Search the entries below for "wenn" and copy each matching line.

[Entries from a page text dataset]
- - - -
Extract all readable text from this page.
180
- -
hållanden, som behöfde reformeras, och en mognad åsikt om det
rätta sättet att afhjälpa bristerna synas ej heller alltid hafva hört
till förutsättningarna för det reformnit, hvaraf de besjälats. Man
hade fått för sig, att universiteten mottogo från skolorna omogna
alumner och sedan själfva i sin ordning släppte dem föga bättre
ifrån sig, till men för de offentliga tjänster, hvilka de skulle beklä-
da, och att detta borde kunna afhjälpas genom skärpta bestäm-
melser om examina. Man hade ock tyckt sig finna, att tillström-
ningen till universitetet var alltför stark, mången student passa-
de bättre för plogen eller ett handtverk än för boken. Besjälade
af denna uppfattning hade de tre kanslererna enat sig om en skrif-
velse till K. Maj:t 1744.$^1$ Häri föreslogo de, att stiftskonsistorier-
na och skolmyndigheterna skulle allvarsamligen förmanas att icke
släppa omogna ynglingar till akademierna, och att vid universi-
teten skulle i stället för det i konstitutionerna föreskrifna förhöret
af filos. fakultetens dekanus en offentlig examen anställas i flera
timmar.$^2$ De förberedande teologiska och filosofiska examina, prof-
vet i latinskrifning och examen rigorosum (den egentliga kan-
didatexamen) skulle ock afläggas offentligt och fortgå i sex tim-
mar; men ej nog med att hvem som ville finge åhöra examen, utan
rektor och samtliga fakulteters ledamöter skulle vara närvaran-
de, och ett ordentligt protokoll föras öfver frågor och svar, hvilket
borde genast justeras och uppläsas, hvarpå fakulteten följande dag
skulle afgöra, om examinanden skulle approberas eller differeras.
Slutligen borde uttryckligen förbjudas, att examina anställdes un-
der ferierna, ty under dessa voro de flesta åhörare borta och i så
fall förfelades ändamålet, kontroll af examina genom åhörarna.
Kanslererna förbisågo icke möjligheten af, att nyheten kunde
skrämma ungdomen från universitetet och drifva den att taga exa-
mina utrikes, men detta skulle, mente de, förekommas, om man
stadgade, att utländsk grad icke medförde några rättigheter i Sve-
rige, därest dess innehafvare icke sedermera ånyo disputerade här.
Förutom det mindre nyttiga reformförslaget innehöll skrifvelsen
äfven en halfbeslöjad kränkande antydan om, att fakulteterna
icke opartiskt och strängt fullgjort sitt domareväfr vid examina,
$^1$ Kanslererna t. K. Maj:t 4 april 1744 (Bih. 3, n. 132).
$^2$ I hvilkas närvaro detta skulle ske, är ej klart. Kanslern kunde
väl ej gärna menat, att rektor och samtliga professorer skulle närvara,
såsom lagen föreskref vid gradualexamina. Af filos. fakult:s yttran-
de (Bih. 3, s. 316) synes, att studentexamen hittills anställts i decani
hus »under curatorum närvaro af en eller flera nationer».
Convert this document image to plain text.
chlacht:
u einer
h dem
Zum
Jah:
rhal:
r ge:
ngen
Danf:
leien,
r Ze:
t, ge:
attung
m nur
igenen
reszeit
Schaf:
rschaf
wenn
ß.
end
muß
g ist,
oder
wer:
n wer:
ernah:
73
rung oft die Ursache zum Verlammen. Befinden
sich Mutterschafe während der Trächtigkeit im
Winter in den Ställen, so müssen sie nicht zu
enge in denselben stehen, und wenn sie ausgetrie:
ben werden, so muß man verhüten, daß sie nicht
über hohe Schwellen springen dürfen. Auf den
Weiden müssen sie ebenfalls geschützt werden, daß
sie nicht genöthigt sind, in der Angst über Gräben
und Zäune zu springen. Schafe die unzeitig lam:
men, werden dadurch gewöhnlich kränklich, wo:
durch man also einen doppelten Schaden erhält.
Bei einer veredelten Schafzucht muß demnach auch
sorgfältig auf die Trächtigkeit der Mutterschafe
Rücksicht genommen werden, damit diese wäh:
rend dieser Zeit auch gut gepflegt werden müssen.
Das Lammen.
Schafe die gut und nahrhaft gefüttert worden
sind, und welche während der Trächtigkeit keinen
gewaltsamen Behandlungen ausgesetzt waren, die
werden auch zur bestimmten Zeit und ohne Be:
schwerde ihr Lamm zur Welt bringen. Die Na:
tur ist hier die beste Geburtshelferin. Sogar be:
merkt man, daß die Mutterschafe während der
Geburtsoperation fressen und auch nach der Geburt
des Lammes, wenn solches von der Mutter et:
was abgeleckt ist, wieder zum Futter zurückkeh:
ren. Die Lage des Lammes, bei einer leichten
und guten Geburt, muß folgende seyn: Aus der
- - - -
Solution to this problem
wenn
enge in denselben stehen, und wenn sie ausgetrie:
des Lammes, wenn solches von der Mutter et:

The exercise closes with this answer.